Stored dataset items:

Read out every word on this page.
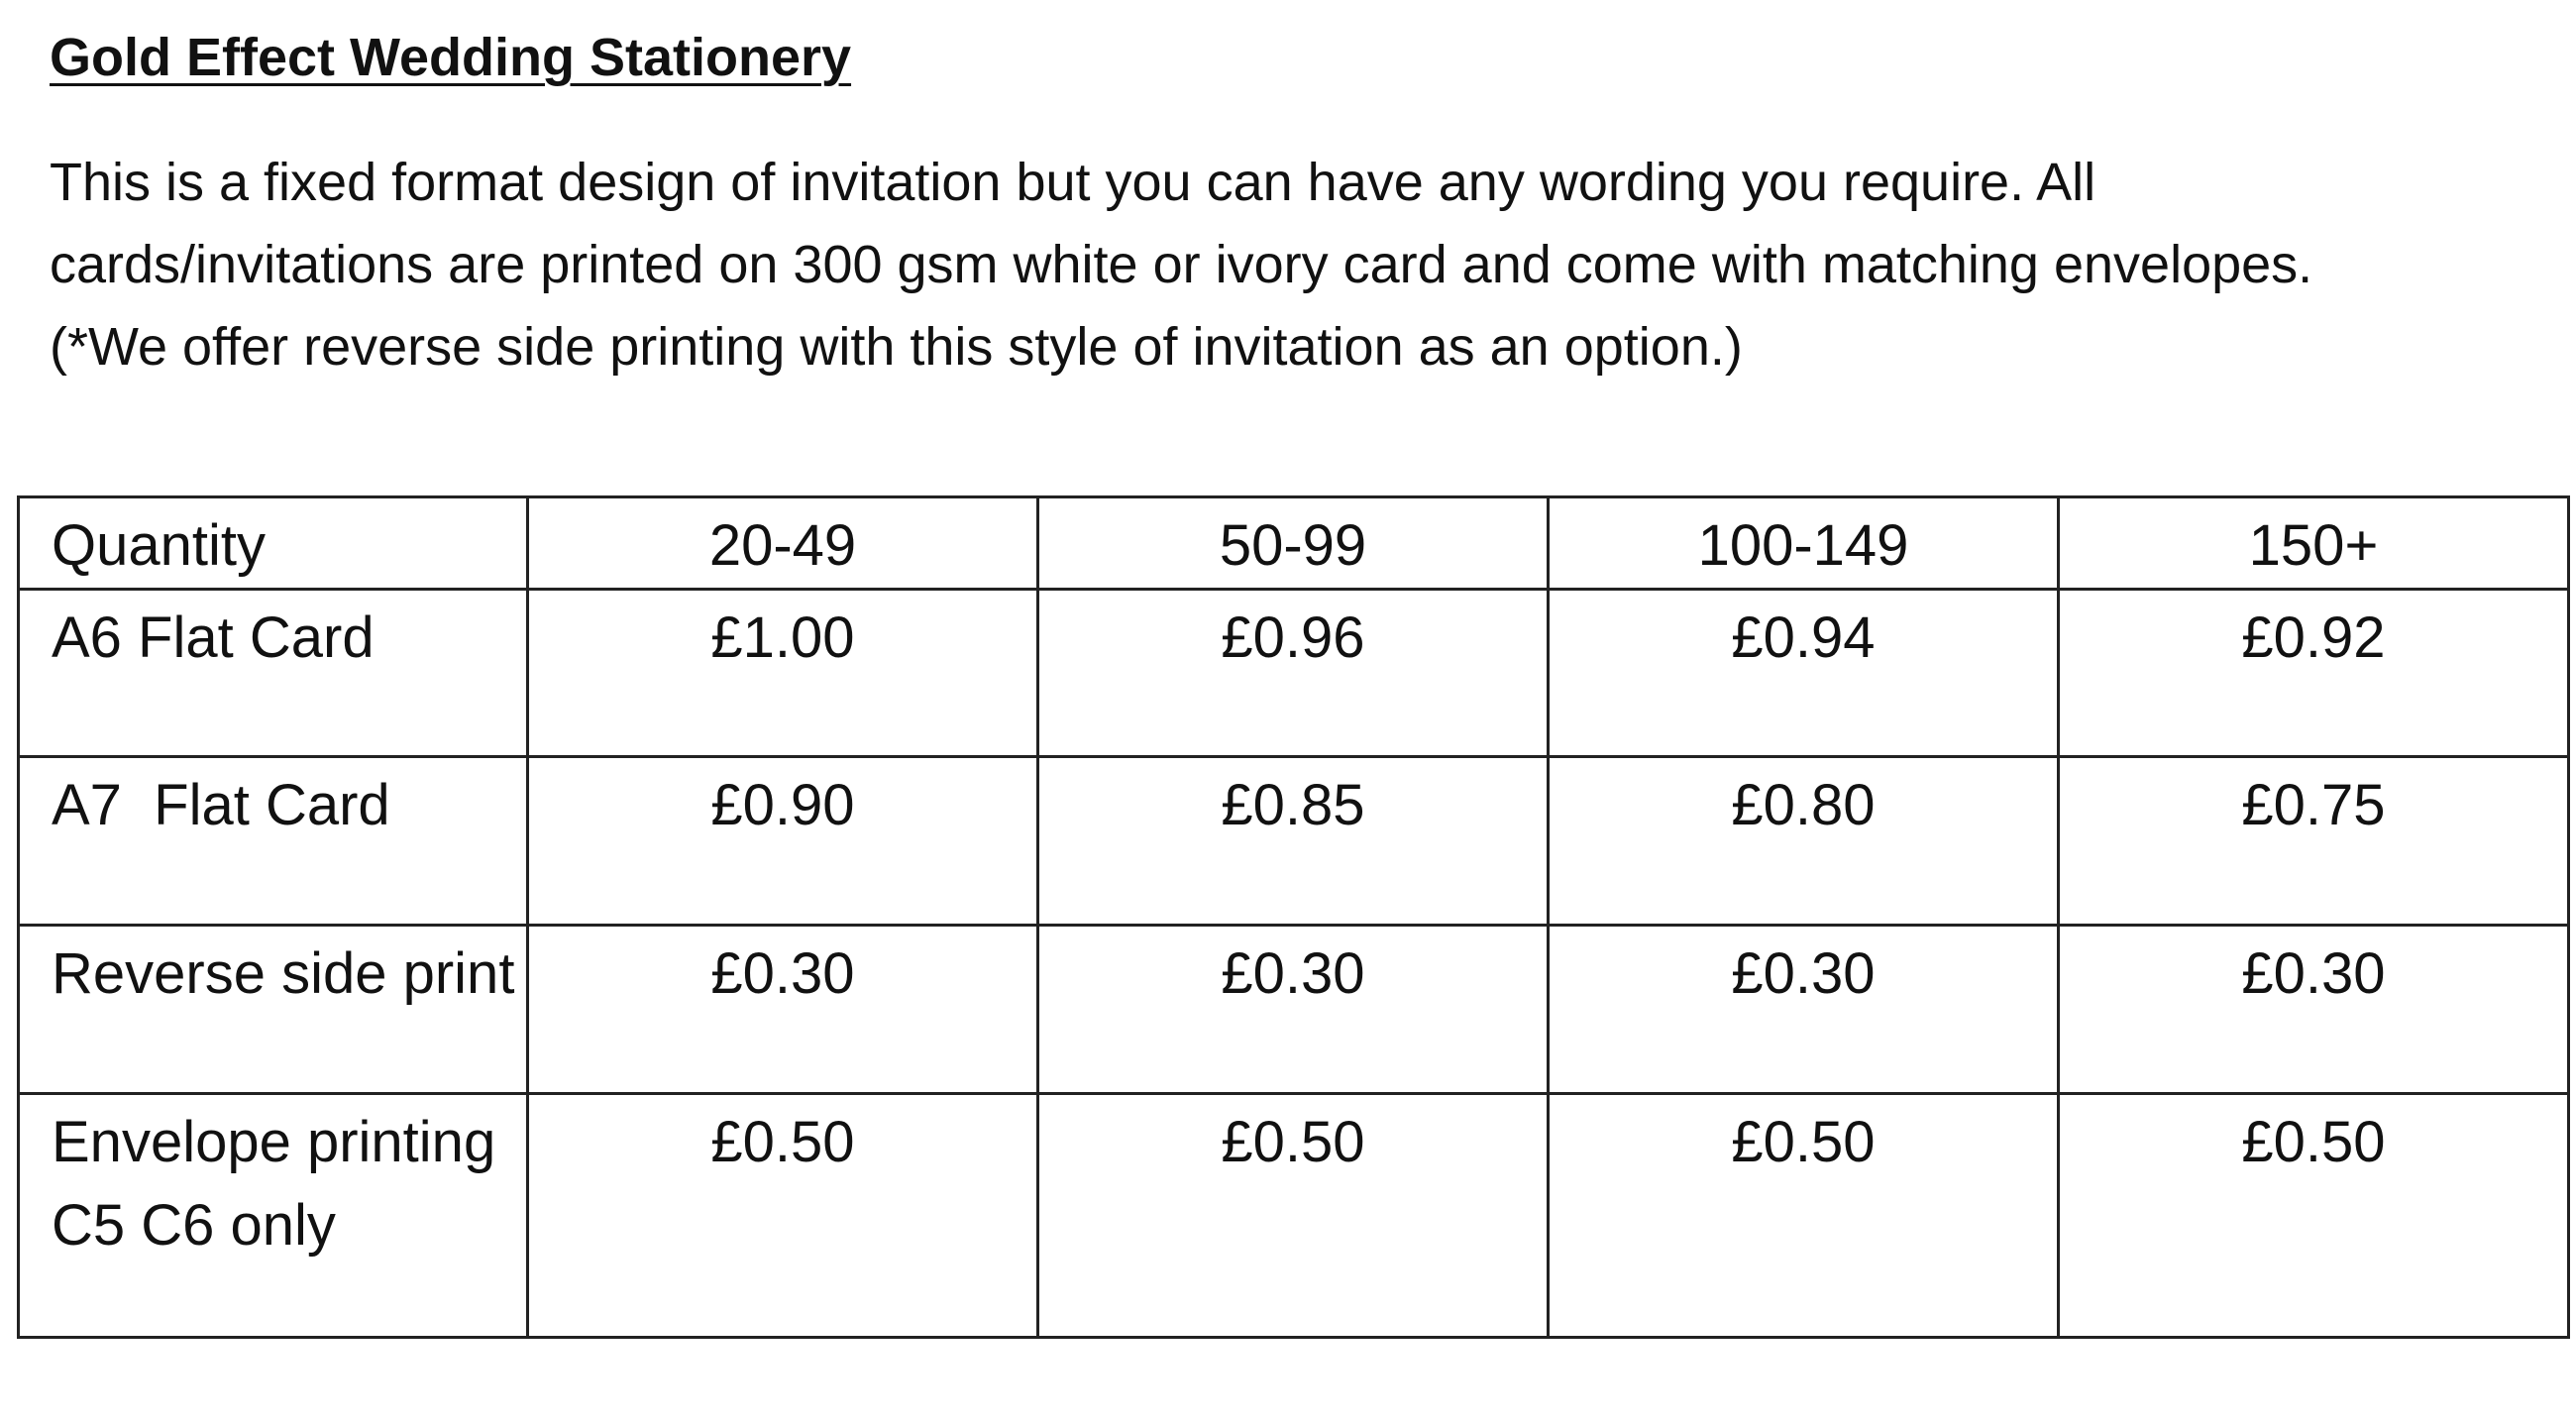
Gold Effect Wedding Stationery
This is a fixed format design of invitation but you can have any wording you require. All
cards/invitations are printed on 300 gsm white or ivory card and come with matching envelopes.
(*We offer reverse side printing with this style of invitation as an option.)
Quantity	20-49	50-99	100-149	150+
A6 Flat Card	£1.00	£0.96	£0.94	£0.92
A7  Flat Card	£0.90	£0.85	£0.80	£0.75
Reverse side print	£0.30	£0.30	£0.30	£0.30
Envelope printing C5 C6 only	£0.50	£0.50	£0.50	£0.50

Stated goal => Transcribe the records above verbatim. Do not carry over any picture.

Exercise solution =>
Read out every word on this page.
Gold Effect Wedding Stationery
This is a fixed format design of invitation but you can have any wording you require. All
cards/invitations are printed on 300 gsm white or ivory card and come with matching envelopes.
(*We offer reverse side printing with this style of invitation as an option.)
Quantity	20-49	50-99	100-149	150+
A6 Flat Card	£1.00	£0.96	£0.94	£0.92
A7  Flat Card	£0.90	£0.85	£0.80	£0.75
Reverse side print	£0.30	£0.30	£0.30	£0.30
Envelope printing C5 C6 only	£0.50	£0.50	£0.50	£0.50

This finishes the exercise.